What to do:
The records below need retyping in full; give them again exactly.
Source material: Begin
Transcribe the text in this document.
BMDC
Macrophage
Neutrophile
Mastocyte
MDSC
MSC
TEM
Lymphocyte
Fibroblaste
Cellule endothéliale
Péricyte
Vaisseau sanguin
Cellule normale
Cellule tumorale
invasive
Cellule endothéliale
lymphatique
Source material: End
Result of this exercise:
Transcribe the text in this document.
BMDC
Macrophage
Neutrophile
Mastocyte
MDSC
MSC
TEM
Lymphocyte
Fibroblaste
Cellule endothéliale
Péricyte
Vaisseau sanguin
Cellule normale
Cellule tumorale
invasive
Cellule endothéliale
lymphatique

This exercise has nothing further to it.